*EXERCISE DESCRIPTION*:
Reproduce each line of the listing exactly.

*EXTRACTED DATA*:

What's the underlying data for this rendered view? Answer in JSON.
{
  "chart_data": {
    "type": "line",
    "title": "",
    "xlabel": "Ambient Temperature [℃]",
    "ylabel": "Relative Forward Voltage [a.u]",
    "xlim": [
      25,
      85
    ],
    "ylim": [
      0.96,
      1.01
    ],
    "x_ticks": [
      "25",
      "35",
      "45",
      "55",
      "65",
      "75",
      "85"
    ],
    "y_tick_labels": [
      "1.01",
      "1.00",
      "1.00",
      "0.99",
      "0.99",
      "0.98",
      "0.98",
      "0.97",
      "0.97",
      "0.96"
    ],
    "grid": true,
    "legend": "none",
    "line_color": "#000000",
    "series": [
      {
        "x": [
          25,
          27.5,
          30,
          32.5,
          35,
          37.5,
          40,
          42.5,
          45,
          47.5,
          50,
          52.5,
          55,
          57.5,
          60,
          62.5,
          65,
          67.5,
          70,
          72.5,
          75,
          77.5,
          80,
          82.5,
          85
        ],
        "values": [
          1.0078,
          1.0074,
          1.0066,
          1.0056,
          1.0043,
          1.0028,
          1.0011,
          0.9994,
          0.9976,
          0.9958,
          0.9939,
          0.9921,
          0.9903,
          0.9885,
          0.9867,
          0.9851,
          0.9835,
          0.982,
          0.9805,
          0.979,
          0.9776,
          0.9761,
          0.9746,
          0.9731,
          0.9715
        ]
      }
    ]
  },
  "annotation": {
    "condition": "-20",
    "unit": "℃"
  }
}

*ANSWER BELOW*:
What's the underlying data for this rendered view? Answer in JSON.
{
  "chart_data": {
    "type": "line",
    "title": "",
    "xlabel": "Ambient Temperature [℃]",
    "ylabel": "Relative Forward Voltage [a.u]",
    "xlim": [
      25,
      85
    ],
    "ylim": [
      0.96,
      1.01
    ],
    "x_ticks": [
      "25",
      "35",
      "45",
      "55",
      "65",
      "75",
      "85"
    ],
    "y_tick_labels": [
      "1.01",
      "1.00",
      "1.00",
      "0.99",
      "0.99",
      "0.98",
      "0.98",
      "0.97",
      "0.97",
      "0.96"
    ],
    "grid": true,
    "legend": "none",
    "line_color": "#000000",
    "series": [
      {
        "x": [
          25,
          27.5,
          30,
          32.5,
          35,
          37.5,
          40,
          42.5,
          45,
          47.5,
          50,
          52.5,
          55,
          57.5,
          60,
          62.5,
          65,
          67.5,
          70,
          72.5,
          75,
          77.5,
          80,
          82.5,
          85
        ],
        "values": [
          1.0078,
          1.0074,
          1.0066,
          1.0056,
          1.0043,
          1.0028,
          1.0011,
          0.9994,
          0.9976,
          0.9958,
          0.9939,
          0.9921,
          0.9903,
          0.9885,
          0.9867,
          0.9851,
          0.9835,
          0.982,
          0.9805,
          0.979,
          0.9776,
          0.9761,
          0.9746,
          0.9731,
          0.9715
        ]
      }
    ]
  },
  "annotation": {
    "condition": "-20",
    "unit": "℃"
  }
}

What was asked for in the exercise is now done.